-- START Stored rows --

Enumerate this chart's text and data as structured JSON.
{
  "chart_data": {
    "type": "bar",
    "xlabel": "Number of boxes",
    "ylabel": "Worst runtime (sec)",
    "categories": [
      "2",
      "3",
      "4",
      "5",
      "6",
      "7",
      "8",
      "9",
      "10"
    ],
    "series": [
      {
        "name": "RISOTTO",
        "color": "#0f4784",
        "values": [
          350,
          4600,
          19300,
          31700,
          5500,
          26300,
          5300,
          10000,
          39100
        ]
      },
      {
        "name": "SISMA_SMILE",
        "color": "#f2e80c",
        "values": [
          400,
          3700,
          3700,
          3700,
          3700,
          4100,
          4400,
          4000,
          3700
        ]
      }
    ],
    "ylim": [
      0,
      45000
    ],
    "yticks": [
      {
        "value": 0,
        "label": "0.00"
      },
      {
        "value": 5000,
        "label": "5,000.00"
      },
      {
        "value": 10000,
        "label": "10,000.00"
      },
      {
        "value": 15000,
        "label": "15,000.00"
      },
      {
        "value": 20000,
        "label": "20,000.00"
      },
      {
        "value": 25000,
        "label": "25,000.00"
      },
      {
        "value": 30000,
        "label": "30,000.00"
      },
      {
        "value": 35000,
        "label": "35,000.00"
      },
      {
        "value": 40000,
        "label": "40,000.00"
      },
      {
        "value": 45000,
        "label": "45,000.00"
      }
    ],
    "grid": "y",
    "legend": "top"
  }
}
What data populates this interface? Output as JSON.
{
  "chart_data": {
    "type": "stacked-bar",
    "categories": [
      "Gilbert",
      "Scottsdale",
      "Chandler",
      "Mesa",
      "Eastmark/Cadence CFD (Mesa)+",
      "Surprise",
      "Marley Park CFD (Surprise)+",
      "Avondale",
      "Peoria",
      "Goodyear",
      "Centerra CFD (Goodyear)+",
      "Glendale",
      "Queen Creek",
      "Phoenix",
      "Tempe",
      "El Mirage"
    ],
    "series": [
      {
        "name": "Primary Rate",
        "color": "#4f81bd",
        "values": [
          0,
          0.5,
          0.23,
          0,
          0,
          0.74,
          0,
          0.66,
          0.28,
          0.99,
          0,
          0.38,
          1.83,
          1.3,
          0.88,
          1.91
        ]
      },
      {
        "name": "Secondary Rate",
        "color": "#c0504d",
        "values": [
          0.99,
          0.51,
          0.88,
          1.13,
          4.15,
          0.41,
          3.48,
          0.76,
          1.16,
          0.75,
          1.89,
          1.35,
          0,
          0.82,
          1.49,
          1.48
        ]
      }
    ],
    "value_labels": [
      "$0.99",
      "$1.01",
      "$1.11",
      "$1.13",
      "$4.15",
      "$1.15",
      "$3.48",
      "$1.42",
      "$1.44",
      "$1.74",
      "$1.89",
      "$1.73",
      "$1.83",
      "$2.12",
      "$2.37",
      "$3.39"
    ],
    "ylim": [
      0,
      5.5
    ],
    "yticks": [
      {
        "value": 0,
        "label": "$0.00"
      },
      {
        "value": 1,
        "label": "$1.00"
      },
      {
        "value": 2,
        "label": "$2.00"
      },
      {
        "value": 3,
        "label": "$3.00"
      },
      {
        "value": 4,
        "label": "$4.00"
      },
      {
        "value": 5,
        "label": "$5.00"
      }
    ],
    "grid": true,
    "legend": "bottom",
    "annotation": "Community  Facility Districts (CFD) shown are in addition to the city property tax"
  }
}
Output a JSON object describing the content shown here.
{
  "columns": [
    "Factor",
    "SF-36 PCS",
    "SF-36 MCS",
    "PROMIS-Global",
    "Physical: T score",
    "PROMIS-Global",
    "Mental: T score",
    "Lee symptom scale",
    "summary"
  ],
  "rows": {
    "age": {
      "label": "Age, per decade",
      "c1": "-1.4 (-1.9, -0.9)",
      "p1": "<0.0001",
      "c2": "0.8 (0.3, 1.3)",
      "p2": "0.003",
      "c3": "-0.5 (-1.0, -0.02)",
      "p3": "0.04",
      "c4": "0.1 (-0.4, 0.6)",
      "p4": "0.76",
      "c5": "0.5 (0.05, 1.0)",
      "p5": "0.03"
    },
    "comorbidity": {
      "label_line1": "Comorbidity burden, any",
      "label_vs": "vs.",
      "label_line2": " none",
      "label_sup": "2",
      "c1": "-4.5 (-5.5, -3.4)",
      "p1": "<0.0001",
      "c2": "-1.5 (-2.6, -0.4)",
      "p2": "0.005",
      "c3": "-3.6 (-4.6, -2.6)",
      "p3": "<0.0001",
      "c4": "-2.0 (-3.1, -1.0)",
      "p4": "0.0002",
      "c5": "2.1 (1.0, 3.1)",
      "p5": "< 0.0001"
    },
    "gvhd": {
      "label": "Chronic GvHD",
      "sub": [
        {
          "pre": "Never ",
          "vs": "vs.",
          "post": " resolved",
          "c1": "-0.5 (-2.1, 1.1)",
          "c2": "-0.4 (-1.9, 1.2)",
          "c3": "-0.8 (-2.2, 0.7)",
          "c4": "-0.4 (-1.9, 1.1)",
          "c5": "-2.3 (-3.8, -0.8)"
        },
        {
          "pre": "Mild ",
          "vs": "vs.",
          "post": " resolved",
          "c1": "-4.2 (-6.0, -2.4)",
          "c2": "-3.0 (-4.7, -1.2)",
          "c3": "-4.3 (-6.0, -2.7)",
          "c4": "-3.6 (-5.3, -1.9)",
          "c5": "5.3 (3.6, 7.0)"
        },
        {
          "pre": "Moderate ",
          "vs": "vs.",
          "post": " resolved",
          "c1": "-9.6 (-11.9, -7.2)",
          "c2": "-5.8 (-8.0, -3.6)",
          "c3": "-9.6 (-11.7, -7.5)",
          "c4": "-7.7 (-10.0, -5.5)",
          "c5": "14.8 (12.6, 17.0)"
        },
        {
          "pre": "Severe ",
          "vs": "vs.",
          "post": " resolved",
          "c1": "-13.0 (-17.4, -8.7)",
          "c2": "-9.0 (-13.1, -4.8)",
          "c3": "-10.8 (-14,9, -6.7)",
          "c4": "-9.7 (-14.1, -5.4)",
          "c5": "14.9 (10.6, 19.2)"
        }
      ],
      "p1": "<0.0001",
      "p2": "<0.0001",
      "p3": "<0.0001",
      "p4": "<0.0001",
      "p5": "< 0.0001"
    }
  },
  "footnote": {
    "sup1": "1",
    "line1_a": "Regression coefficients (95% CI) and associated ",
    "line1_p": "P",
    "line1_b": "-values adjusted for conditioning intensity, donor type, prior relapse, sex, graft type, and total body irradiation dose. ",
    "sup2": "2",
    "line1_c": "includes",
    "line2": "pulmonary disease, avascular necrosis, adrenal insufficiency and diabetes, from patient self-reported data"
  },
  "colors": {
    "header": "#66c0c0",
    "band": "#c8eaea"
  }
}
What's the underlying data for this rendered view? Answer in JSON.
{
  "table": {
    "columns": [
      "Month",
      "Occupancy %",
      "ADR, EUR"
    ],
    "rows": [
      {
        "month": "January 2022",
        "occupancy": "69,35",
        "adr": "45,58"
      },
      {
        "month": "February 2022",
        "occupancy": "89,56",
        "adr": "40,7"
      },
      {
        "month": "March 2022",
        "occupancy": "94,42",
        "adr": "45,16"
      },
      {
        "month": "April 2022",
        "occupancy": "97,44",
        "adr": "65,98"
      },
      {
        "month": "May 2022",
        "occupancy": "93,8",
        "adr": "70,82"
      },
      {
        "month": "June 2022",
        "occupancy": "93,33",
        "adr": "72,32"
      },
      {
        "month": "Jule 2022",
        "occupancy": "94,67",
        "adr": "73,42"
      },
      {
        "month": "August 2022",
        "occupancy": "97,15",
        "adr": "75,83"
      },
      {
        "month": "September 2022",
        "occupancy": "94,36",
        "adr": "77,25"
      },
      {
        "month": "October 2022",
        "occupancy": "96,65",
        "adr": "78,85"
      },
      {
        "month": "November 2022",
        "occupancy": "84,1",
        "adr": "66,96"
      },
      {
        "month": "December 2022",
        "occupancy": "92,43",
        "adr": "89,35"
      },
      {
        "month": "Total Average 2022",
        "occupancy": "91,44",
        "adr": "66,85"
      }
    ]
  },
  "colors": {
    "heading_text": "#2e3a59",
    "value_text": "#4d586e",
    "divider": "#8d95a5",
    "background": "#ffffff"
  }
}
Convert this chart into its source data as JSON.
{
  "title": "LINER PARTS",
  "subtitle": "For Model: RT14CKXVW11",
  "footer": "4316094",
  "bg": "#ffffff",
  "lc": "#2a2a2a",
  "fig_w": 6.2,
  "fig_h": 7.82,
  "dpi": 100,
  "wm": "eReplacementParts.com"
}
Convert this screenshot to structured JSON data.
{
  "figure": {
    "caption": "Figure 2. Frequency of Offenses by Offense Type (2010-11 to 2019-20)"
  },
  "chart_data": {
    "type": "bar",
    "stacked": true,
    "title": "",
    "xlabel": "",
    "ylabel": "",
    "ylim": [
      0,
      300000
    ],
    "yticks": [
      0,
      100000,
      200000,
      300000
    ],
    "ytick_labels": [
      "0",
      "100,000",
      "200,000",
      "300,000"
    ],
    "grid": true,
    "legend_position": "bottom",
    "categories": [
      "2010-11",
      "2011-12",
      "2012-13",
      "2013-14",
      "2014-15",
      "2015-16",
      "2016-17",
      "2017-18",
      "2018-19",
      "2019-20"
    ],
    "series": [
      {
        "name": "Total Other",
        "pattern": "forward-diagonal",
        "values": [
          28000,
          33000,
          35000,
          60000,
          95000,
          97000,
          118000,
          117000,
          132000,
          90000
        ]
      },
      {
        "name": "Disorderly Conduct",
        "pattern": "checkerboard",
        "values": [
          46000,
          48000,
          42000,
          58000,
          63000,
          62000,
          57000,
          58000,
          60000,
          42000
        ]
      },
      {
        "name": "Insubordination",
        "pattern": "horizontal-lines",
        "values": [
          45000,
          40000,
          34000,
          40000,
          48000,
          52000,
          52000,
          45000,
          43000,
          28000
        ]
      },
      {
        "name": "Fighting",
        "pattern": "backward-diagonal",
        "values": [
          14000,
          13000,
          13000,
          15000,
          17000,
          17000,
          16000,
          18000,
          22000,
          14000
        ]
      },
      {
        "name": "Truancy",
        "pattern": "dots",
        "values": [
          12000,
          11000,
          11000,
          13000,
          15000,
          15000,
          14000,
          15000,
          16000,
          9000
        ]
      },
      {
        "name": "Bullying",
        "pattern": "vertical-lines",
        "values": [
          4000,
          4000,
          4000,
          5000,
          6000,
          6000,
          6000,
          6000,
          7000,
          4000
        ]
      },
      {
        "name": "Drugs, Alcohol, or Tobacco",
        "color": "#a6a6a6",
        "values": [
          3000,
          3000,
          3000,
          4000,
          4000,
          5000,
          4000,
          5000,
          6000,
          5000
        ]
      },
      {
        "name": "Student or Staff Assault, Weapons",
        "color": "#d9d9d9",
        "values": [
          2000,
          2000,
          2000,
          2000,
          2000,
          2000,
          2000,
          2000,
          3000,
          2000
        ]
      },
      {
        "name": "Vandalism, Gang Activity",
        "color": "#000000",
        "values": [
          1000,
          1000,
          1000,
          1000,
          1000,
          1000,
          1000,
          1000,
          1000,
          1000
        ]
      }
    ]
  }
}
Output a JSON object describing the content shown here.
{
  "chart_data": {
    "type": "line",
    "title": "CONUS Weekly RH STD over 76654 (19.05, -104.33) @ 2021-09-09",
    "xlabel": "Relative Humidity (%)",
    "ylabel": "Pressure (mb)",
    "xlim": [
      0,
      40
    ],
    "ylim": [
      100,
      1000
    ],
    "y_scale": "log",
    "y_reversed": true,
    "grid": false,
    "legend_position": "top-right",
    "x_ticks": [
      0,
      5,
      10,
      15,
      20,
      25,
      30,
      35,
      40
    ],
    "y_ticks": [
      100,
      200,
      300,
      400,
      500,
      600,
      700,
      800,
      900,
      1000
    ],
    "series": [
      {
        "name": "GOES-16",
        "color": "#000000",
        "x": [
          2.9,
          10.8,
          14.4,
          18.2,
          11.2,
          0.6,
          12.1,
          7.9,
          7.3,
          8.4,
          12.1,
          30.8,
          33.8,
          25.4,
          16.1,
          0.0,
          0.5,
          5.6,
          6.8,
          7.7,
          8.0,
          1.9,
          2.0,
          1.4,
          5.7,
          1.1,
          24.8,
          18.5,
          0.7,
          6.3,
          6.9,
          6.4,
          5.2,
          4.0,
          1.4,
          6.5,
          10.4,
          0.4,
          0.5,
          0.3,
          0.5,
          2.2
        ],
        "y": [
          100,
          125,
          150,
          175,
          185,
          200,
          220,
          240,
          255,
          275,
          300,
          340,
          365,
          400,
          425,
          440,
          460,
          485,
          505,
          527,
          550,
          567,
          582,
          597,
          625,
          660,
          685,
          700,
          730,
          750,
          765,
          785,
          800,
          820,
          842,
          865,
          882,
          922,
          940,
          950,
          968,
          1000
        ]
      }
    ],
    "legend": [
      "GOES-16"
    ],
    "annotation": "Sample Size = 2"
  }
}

-- END Stored rows --

> [Exercise details]
Count all lines of the data that include "true". The answer is the number alone.

> [Finished exercise]
4